>>

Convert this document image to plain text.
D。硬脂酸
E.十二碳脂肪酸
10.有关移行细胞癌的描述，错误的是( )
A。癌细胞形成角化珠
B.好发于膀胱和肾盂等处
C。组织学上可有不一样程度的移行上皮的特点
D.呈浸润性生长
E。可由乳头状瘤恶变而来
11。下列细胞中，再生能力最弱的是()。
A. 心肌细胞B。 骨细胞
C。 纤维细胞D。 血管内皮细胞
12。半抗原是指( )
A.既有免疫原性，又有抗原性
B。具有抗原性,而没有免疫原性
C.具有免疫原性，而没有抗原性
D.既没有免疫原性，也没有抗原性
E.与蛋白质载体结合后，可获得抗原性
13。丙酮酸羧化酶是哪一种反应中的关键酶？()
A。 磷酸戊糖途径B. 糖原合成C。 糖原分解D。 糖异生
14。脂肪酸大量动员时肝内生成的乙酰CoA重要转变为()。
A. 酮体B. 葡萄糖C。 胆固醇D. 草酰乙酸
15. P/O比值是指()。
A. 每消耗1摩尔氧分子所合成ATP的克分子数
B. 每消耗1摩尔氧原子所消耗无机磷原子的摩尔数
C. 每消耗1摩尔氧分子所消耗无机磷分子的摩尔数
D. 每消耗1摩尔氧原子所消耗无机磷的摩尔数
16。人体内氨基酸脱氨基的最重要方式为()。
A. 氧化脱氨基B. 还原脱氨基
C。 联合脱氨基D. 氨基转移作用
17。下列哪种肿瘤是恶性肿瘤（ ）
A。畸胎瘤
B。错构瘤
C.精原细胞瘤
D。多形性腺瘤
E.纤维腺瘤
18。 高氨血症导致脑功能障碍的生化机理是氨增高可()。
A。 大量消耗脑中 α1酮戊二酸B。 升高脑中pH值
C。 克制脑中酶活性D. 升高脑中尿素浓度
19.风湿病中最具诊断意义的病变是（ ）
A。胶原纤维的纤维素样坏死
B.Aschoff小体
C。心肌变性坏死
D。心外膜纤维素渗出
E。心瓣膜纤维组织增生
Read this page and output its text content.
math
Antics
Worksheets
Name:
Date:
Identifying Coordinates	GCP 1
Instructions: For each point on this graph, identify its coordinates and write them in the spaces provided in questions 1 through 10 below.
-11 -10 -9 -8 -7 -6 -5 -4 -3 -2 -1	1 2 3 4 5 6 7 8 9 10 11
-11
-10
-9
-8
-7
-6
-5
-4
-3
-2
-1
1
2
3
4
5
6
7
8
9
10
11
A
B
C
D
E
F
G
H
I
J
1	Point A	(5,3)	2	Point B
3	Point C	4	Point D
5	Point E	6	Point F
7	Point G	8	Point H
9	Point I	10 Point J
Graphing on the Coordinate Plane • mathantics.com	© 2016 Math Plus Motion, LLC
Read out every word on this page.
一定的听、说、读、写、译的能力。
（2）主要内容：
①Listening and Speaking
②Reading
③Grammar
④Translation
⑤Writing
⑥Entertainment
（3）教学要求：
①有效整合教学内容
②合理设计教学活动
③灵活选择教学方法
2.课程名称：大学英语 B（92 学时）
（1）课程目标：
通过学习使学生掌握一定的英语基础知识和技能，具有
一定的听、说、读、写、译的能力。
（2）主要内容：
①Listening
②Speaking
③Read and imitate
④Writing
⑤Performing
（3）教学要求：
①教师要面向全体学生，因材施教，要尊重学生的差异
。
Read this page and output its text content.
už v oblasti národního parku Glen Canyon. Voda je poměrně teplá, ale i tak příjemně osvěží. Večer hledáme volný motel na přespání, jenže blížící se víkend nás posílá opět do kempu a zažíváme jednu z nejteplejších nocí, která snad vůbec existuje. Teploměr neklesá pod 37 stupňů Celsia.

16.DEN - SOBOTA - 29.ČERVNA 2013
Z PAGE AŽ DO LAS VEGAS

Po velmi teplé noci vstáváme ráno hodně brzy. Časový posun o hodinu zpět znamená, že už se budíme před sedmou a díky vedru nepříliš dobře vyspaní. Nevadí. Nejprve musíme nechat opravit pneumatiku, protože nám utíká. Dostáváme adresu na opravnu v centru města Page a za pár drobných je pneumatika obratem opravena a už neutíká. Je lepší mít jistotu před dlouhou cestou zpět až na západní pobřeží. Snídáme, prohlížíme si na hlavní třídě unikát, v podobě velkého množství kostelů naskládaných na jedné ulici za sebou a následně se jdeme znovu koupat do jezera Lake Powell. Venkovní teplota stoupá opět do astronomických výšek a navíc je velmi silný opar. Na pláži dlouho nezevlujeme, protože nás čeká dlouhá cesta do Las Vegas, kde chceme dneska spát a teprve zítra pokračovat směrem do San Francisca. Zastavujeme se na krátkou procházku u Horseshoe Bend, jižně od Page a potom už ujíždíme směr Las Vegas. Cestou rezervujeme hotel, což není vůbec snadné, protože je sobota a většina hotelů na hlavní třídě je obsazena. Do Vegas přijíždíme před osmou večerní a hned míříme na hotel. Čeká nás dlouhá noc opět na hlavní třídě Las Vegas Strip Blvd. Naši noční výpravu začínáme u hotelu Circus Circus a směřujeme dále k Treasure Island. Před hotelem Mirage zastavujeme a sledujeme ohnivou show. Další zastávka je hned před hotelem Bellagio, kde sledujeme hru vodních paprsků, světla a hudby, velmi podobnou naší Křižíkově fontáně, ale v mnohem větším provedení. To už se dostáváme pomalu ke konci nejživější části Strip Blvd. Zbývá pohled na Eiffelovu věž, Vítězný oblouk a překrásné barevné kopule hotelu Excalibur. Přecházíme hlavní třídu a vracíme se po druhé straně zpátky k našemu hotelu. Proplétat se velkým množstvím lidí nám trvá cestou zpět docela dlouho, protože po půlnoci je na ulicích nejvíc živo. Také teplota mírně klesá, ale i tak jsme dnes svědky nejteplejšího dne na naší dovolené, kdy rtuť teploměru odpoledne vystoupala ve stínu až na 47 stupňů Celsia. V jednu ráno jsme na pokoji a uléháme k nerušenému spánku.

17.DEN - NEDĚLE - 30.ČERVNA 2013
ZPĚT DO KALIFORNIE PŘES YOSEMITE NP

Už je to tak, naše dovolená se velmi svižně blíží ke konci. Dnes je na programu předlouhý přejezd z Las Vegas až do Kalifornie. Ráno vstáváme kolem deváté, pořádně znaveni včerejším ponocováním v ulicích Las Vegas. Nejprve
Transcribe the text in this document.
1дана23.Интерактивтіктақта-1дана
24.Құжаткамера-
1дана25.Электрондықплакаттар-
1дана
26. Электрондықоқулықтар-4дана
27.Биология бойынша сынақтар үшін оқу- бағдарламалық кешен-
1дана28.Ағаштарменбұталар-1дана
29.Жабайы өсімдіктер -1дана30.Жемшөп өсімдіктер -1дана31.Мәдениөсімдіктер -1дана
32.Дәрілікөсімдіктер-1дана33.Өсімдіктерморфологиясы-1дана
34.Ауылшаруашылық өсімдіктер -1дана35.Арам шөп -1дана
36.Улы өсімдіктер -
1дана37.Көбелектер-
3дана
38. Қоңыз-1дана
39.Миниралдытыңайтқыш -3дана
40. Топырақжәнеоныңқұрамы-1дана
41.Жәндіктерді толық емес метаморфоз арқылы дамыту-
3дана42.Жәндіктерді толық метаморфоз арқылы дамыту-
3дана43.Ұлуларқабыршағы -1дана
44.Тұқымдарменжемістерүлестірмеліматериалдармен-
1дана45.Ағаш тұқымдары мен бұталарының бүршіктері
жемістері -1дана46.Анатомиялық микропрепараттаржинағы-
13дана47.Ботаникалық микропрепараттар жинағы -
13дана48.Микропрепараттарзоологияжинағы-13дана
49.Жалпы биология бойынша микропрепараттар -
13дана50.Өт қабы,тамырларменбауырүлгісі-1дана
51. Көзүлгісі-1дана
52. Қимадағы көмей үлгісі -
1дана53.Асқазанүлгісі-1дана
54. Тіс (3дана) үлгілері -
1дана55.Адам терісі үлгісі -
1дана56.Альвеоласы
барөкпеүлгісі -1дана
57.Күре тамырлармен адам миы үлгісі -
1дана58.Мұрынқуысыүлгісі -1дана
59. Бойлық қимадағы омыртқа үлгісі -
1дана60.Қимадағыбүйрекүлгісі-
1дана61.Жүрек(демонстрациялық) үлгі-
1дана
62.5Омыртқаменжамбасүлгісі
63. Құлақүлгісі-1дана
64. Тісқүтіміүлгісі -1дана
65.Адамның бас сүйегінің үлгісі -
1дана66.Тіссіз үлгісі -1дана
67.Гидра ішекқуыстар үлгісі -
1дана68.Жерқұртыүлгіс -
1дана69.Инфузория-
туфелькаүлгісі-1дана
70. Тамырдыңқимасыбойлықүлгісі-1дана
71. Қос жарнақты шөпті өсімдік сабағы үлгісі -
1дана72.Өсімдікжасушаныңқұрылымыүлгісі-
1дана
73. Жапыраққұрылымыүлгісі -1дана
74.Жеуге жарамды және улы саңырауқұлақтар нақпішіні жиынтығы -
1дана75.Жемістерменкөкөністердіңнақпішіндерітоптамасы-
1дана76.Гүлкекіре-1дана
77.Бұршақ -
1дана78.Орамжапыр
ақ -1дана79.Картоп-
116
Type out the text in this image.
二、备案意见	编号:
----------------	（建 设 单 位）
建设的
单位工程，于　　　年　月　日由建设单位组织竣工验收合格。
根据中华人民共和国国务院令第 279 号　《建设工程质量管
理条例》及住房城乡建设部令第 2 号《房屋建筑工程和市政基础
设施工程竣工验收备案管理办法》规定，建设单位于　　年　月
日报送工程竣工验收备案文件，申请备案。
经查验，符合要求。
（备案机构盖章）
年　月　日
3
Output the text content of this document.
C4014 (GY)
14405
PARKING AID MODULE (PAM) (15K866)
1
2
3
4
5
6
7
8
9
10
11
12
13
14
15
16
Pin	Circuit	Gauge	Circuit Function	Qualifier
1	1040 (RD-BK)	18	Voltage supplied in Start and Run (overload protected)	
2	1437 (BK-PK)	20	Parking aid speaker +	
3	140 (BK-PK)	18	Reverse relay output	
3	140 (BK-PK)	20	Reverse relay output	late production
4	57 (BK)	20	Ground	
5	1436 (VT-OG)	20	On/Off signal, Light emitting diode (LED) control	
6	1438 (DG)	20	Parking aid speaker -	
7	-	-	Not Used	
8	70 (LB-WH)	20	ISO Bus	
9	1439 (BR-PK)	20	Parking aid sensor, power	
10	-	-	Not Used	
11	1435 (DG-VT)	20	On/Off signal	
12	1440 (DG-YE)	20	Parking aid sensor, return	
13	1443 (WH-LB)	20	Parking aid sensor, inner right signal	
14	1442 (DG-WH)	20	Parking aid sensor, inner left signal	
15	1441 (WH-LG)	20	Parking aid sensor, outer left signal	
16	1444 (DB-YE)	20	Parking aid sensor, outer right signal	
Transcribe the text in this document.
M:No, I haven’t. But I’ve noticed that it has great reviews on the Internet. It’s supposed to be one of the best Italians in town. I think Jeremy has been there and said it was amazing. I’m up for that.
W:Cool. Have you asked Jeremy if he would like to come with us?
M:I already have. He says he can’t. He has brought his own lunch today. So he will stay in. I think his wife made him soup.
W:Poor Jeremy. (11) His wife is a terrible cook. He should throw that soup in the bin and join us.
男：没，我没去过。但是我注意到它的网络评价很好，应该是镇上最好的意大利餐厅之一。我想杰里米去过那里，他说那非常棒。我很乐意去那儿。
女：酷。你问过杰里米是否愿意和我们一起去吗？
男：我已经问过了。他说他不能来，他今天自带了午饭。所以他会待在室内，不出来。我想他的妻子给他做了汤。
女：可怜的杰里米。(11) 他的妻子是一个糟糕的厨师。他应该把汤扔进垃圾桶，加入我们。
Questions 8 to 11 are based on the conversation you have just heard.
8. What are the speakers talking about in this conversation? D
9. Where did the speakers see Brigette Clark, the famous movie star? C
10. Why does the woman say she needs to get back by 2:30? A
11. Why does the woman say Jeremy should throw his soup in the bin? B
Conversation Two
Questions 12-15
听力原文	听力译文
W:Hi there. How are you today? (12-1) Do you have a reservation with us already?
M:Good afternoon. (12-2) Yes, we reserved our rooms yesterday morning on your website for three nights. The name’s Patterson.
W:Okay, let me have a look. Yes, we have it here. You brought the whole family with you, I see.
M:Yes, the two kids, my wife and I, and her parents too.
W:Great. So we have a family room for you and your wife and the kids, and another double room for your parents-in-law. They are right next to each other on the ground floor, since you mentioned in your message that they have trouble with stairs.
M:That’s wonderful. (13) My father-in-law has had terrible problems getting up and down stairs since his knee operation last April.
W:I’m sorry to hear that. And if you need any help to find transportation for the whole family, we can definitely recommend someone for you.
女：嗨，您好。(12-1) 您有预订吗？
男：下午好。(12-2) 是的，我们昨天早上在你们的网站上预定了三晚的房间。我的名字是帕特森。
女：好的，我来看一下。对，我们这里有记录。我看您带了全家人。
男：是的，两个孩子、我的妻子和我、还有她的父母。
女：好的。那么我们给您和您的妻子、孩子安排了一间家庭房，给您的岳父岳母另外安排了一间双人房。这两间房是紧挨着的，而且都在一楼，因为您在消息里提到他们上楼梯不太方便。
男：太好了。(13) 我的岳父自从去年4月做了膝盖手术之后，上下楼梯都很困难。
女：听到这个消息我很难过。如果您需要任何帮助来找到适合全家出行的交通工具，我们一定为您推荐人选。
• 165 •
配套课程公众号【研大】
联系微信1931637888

<<

* WHAT TO DO
Check each line of the records above for "already", and copy those that have it.

* ANSWER FOR THE TASK
M:I already have. He says he can’t. He has brought his own lunch today. So he will stay in. I think his wife made him soup.
W:Hi there. How are you today? (12-1) Do you have a reservation with us already?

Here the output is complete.